# Your objective:
Give the data again exactly as written, skipping any pictures.

[START OF Records to process]

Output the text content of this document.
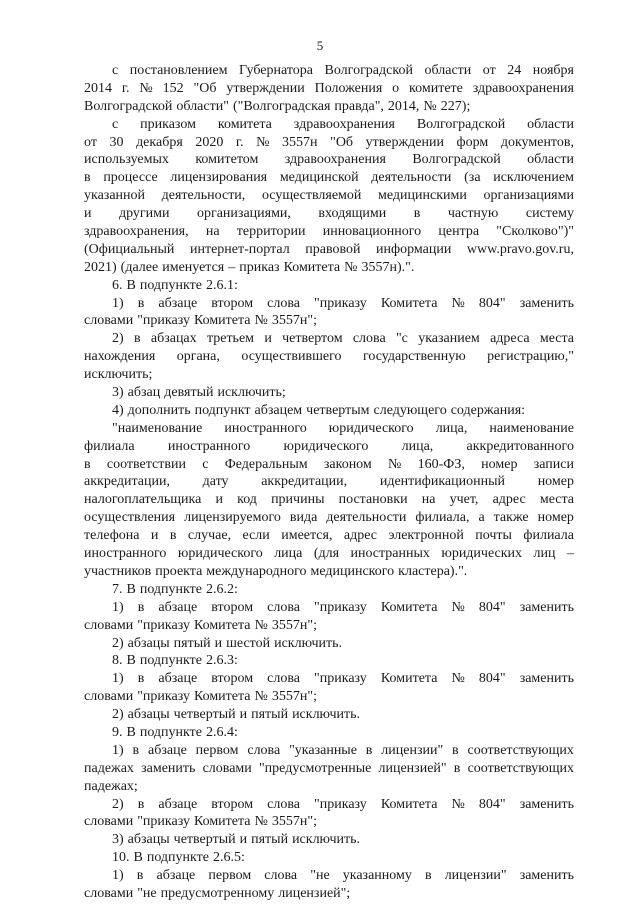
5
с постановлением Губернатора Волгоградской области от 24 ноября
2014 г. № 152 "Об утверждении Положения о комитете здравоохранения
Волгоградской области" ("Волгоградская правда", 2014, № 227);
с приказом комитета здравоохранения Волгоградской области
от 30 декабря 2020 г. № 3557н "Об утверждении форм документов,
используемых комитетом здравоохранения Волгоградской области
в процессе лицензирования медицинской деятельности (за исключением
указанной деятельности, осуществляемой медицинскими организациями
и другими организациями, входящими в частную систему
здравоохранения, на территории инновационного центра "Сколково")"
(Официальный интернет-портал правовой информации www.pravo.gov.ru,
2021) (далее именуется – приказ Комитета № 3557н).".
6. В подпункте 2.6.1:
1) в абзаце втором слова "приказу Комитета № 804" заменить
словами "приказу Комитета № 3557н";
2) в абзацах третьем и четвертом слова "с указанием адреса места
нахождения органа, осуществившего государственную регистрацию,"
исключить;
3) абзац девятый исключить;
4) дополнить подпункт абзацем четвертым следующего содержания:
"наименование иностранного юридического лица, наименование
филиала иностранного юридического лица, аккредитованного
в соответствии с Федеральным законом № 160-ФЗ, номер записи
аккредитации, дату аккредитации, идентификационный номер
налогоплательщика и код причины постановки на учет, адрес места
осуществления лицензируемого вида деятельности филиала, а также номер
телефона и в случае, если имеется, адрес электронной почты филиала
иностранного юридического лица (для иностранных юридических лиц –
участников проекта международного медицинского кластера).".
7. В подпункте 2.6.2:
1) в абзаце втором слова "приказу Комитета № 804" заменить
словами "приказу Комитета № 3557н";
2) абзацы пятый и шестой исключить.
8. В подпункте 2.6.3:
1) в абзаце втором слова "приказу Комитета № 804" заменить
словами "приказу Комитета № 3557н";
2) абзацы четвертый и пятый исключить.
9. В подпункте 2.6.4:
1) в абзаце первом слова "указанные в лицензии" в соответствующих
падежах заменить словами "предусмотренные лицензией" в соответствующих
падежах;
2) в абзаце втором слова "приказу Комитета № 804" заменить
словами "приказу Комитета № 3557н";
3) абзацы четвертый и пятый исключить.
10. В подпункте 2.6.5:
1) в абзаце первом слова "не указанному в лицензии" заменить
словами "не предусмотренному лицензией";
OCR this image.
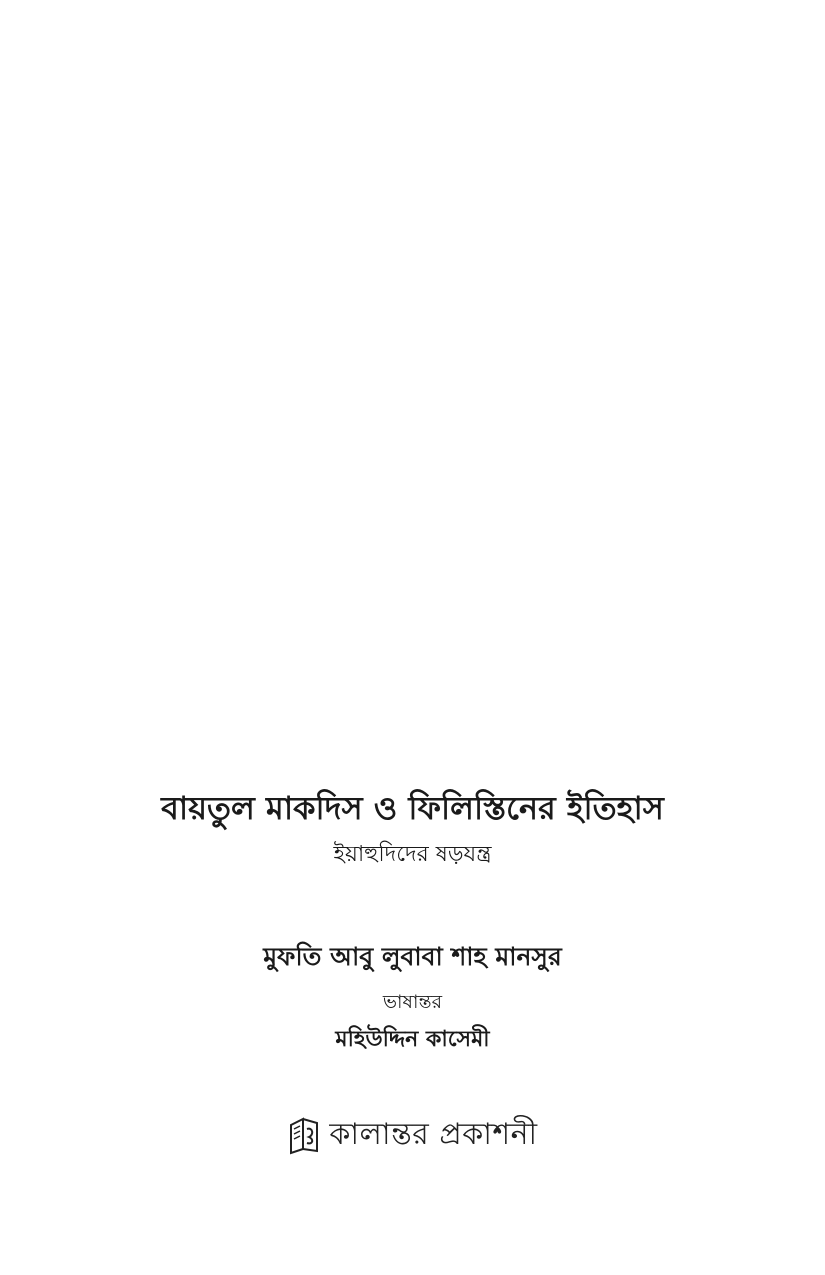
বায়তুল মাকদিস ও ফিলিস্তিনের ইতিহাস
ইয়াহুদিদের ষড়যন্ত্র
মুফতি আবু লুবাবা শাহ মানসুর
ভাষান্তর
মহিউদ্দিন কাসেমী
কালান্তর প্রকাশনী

[END OF Records to process]

# Output for this exercise:
Output the text content of this document.
5
с постановлением Губернатора Волгоградской области от 24 ноября
2014 г. № 152 "Об утверждении Положения о комитете здравоохранения
Волгоградской области" ("Волгоградская правда", 2014, № 227);
с приказом комитета здравоохранения Волгоградской области
от 30 декабря 2020 г. № 3557н "Об утверждении форм документов,
используемых комитетом здравоохранения Волгоградской области
в процессе лицензирования медицинской деятельности (за исключением
указанной деятельности, осуществляемой медицинскими организациями
и другими организациями, входящими в частную систему
здравоохранения, на территории инновационного центра "Сколково")"
(Официальный интернет-портал правовой информации www.pravo.gov.ru,
2021) (далее именуется – приказ Комитета № 3557н).".
6. В подпункте 2.6.1:
1) в абзаце втором слова "приказу Комитета № 804" заменить
словами "приказу Комитета № 3557н";
2) в абзацах третьем и четвертом слова "с указанием адреса места
нахождения органа, осуществившего государственную регистрацию,"
исключить;
3) абзац девятый исключить;
4) дополнить подпункт абзацем четвертым следующего содержания:
"наименование иностранного юридического лица, наименование
филиала иностранного юридического лица, аккредитованного
в соответствии с Федеральным законом № 160-ФЗ, номер записи
аккредитации, дату аккредитации, идентификационный номер
налогоплательщика и код причины постановки на учет, адрес места
осуществления лицензируемого вида деятельности филиала, а также номер
телефона и в случае, если имеется, адрес электронной почты филиала
иностранного юридического лица (для иностранных юридических лиц –
участников проекта международного медицинского кластера).".
7. В подпункте 2.6.2:
1) в абзаце втором слова "приказу Комитета № 804" заменить
словами "приказу Комитета № 3557н";
2) абзацы пятый и шестой исключить.
8. В подпункте 2.6.3:
1) в абзаце втором слова "приказу Комитета № 804" заменить
словами "приказу Комитета № 3557н";
2) абзацы четвертый и пятый исключить.
9. В подпункте 2.6.4:
1) в абзаце первом слова "указанные в лицензии" в соответствующих
падежах заменить словами "предусмотренные лицензией" в соответствующих
падежах;
2) в абзаце втором слова "приказу Комитета № 804" заменить
словами "приказу Комитета № 3557н";
3) абзацы четвертый и пятый исключить.
10. В подпункте 2.6.5:
1) в абзаце первом слова "не указанному в лицензии" заменить
словами "не предусмотренному лицензией";
OCR this image.
বায়তুল মাকদিস ও ফিলিস্তিনের ইতিহাস
ইয়াহুদিদের ষড়যন্ত্র
মুফতি আবু লুবাবা শাহ মানসুর
ভাষান্তর
মহিউদ্দিন কাসেমী
কালান্তর প্রকাশনী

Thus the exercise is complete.